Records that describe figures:
########
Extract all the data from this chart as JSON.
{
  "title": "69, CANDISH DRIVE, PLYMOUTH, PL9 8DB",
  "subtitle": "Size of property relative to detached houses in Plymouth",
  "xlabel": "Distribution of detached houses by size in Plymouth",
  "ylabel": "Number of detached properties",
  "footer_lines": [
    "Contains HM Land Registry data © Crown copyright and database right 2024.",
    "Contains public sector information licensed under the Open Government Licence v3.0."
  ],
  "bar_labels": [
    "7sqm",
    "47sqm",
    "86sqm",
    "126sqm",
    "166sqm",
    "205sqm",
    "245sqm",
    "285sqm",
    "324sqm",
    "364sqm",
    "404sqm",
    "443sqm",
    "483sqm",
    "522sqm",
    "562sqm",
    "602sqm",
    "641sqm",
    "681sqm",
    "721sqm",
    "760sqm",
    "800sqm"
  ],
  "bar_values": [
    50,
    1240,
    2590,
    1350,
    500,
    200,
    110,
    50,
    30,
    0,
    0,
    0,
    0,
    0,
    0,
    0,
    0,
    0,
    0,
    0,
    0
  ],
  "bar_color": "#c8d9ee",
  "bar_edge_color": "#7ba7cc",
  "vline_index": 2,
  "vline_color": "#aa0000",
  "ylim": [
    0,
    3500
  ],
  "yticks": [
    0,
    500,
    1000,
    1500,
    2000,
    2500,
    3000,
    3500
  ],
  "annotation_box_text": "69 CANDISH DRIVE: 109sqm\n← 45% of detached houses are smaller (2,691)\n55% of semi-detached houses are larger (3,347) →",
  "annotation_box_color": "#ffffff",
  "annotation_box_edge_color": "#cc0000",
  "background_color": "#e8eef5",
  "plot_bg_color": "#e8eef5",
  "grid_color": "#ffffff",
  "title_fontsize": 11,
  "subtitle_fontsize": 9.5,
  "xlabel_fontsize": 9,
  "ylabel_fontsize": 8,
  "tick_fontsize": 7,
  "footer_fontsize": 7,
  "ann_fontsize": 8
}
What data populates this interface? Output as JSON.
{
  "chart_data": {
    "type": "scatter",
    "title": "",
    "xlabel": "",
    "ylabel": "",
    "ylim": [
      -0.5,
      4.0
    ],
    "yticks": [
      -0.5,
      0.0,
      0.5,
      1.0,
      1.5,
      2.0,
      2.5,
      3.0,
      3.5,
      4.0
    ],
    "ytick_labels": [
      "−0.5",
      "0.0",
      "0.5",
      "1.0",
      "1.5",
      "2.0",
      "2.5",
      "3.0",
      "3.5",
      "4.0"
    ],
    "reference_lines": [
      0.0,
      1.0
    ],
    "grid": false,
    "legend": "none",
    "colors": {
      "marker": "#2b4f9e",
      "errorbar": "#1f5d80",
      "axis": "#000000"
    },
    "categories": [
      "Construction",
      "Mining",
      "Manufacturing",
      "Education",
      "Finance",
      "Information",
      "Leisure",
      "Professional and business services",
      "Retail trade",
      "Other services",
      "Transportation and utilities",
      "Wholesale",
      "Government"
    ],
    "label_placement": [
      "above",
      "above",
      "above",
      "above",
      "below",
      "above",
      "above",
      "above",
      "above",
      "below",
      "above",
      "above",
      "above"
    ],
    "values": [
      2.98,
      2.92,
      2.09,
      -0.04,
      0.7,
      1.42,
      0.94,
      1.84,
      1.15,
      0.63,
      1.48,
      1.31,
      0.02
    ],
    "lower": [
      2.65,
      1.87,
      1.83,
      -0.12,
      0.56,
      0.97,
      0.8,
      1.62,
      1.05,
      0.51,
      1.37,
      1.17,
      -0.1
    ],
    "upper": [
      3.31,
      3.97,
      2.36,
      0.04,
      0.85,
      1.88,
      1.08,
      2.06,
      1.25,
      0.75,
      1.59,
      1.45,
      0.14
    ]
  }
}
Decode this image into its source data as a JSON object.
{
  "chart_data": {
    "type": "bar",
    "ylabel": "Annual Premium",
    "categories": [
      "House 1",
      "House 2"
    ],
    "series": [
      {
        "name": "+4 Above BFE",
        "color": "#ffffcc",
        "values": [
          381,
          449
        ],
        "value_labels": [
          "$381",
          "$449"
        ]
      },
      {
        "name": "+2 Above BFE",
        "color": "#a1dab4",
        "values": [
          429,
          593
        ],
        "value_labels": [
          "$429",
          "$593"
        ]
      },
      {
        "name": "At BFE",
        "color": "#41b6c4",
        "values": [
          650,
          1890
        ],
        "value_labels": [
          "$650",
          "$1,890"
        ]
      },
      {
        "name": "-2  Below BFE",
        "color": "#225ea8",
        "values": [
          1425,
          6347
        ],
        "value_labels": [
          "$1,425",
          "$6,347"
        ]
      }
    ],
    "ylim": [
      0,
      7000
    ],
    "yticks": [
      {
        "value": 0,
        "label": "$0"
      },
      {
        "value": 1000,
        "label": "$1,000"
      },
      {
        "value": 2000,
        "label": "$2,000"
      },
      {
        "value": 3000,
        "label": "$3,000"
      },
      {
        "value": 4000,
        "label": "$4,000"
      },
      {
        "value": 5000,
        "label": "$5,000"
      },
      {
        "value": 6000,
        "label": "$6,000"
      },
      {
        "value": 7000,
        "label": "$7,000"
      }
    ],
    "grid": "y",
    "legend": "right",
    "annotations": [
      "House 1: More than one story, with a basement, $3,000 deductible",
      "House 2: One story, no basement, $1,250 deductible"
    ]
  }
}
########
Make an exact copy of the material above.

→ **Reply to the exercise**
Extract all the data from this chart as JSON.
{
  "title": "69, CANDISH DRIVE, PLYMOUTH, PL9 8DB",
  "subtitle": "Size of property relative to detached houses in Plymouth",
  "xlabel": "Distribution of detached houses by size in Plymouth",
  "ylabel": "Number of detached properties",
  "footer_lines": [
    "Contains HM Land Registry data © Crown copyright and database right 2024.",
    "Contains public sector information licensed under the Open Government Licence v3.0."
  ],
  "bar_labels": [
    "7sqm",
    "47sqm",
    "86sqm",
    "126sqm",
    "166sqm",
    "205sqm",
    "245sqm",
    "285sqm",
    "324sqm",
    "364sqm",
    "404sqm",
    "443sqm",
    "483sqm",
    "522sqm",
    "562sqm",
    "602sqm",
    "641sqm",
    "681sqm",
    "721sqm",
    "760sqm",
    "800sqm"
  ],
  "bar_values": [
    50,
    1240,
    2590,
    1350,
    500,
    200,
    110,
    50,
    30,
    0,
    0,
    0,
    0,
    0,
    0,
    0,
    0,
    0,
    0,
    0,
    0
  ],
  "bar_color": "#c8d9ee",
  "bar_edge_color": "#7ba7cc",
  "vline_index": 2,
  "vline_color": "#aa0000",
  "ylim": [
    0,
    3500
  ],
  "yticks": [
    0,
    500,
    1000,
    1500,
    2000,
    2500,
    3000,
    3500
  ],
  "annotation_box_text": "69 CANDISH DRIVE: 109sqm\n← 45% of detached houses are smaller (2,691)\n55% of semi-detached houses are larger (3,347) →",
  "annotation_box_color": "#ffffff",
  "annotation_box_edge_color": "#cc0000",
  "background_color": "#e8eef5",
  "plot_bg_color": "#e8eef5",
  "grid_color": "#ffffff",
  "title_fontsize": 11,
  "subtitle_fontsize": 9.5,
  "xlabel_fontsize": 9,
  "ylabel_fontsize": 8,
  "tick_fontsize": 7,
  "footer_fontsize": 7,
  "ann_fontsize": 8
}
What data populates this interface? Output as JSON.
{
  "chart_data": {
    "type": "scatter",
    "title": "",
    "xlabel": "",
    "ylabel": "",
    "ylim": [
      -0.5,
      4.0
    ],
    "yticks": [
      -0.5,
      0.0,
      0.5,
      1.0,
      1.5,
      2.0,
      2.5,
      3.0,
      3.5,
      4.0
    ],
    "ytick_labels": [
      "−0.5",
      "0.0",
      "0.5",
      "1.0",
      "1.5",
      "2.0",
      "2.5",
      "3.0",
      "3.5",
      "4.0"
    ],
    "reference_lines": [
      0.0,
      1.0
    ],
    "grid": false,
    "legend": "none",
    "colors": {
      "marker": "#2b4f9e",
      "errorbar": "#1f5d80",
      "axis": "#000000"
    },
    "categories": [
      "Construction",
      "Mining",
      "Manufacturing",
      "Education",
      "Finance",
      "Information",
      "Leisure",
      "Professional and business services",
      "Retail trade",
      "Other services",
      "Transportation and utilities",
      "Wholesale",
      "Government"
    ],
    "label_placement": [
      "above",
      "above",
      "above",
      "above",
      "below",
      "above",
      "above",
      "above",
      "above",
      "below",
      "above",
      "above",
      "above"
    ],
    "values": [
      2.98,
      2.92,
      2.09,
      -0.04,
      0.7,
      1.42,
      0.94,
      1.84,
      1.15,
      0.63,
      1.48,
      1.31,
      0.02
    ],
    "lower": [
      2.65,
      1.87,
      1.83,
      -0.12,
      0.56,
      0.97,
      0.8,
      1.62,
      1.05,
      0.51,
      1.37,
      1.17,
      -0.1
    ],
    "upper": [
      3.31,
      3.97,
      2.36,
      0.04,
      0.85,
      1.88,
      1.08,
      2.06,
      1.25,
      0.75,
      1.59,
      1.45,
      0.14
    ]
  }
}
Decode this image into its source data as a JSON object.
{
  "chart_data": {
    "type": "bar",
    "ylabel": "Annual Premium",
    "categories": [
      "House 1",
      "House 2"
    ],
    "series": [
      {
        "name": "+4 Above BFE",
        "color": "#ffffcc",
        "values": [
          381,
          449
        ],
        "value_labels": [
          "$381",
          "$449"
        ]
      },
      {
        "name": "+2 Above BFE",
        "color": "#a1dab4",
        "values": [
          429,
          593
        ],
        "value_labels": [
          "$429",
          "$593"
        ]
      },
      {
        "name": "At BFE",
        "color": "#41b6c4",
        "values": [
          650,
          1890
        ],
        "value_labels": [
          "$650",
          "$1,890"
        ]
      },
      {
        "name": "-2  Below BFE",
        "color": "#225ea8",
        "values": [
          1425,
          6347
        ],
        "value_labels": [
          "$1,425",
          "$6,347"
        ]
      }
    ],
    "ylim": [
      0,
      7000
    ],
    "yticks": [
      {
        "value": 0,
        "label": "$0"
      },
      {
        "value": 1000,
        "label": "$1,000"
      },
      {
        "value": 2000,
        "label": "$2,000"
      },
      {
        "value": 3000,
        "label": "$3,000"
      },
      {
        "value": 4000,
        "label": "$4,000"
      },
      {
        "value": 5000,
        "label": "$5,000"
      },
      {
        "value": 6000,
        "label": "$6,000"
      },
      {
        "value": 7000,
        "label": "$7,000"
      }
    ],
    "grid": "y",
    "legend": "right",
    "annotations": [
      "House 1: More than one story, with a basement, $3,000 deductible",
      "House 2: One story, no basement, $1,250 deductible"
    ]
  }
}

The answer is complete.